[Start of AVAILABLE DATA]
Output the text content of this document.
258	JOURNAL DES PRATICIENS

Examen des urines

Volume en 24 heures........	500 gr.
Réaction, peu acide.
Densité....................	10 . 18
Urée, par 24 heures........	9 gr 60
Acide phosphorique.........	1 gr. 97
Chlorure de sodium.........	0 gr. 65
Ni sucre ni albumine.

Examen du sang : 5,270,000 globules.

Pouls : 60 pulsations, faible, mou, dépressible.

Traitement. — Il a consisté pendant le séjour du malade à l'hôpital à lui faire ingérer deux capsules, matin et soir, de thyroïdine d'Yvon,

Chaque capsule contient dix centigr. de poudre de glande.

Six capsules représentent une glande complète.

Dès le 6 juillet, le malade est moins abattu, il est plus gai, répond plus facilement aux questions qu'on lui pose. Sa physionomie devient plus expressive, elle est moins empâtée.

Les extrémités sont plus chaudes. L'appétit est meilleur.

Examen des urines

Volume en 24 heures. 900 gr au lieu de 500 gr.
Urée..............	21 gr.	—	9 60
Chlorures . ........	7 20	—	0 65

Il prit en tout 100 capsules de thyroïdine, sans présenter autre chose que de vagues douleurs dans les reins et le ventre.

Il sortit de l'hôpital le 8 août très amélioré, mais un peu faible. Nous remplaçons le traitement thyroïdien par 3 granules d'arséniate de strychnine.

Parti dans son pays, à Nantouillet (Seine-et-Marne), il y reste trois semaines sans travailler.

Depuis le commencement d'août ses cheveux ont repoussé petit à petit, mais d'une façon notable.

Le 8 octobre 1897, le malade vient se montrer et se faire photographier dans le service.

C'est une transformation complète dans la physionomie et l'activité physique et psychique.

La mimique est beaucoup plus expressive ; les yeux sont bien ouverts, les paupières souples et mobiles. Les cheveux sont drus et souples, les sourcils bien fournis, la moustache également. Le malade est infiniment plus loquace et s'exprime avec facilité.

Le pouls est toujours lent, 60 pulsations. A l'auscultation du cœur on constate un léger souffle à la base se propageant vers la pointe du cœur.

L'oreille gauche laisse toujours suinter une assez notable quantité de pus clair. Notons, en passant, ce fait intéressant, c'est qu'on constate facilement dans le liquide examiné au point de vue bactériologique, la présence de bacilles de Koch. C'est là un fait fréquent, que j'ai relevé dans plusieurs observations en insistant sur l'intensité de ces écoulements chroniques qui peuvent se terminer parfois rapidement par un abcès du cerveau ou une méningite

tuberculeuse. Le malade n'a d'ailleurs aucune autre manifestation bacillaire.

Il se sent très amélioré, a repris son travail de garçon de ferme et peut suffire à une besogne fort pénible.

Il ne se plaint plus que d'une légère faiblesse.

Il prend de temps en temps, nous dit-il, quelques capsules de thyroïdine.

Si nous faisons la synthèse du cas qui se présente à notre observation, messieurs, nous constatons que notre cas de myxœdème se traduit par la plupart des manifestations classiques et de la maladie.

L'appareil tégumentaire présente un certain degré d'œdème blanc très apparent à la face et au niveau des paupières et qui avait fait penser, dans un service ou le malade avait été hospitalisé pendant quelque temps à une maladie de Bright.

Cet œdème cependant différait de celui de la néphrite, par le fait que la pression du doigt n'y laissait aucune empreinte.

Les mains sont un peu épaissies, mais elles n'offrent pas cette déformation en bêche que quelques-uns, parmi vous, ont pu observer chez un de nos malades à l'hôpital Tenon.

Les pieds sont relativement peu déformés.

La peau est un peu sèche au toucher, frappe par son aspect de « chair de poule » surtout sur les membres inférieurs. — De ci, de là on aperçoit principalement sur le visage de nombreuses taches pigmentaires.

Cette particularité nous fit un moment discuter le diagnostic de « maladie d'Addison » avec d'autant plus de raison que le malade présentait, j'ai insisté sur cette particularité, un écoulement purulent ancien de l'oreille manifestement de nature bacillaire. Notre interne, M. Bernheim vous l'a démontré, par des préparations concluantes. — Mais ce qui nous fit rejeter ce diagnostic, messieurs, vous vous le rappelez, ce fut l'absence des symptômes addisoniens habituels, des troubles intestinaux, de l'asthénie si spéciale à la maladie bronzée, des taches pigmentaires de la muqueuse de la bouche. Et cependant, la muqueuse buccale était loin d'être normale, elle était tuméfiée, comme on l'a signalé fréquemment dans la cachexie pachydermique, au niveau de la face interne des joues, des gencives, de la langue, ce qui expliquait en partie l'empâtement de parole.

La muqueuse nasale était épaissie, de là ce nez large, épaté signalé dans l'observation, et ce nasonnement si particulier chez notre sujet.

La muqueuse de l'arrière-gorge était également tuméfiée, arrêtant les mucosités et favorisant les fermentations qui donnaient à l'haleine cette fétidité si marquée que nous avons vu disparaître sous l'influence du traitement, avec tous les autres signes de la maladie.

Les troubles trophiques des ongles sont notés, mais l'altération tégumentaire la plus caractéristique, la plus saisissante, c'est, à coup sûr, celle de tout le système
[End of AVAILABLE DATA]
GIVEN EXERCISE: Gather each line from the listing above that holds "capsules".

OUTPUT:
Traitement. — Il a consisté pendant le séjour du malade à l'hôpital à lui faire ingérer deux capsules, matin et soir, de thyroïdine d'Yvon,
Six capsules représentent une glande complète.
Il prit en tout 100 capsules de thyroïdine, sans présenter autre chose que de vagues douleurs dans les reins et le ventre.
Il prend de temps en temps, nous dit-il, quelques capsules de thyroïdine.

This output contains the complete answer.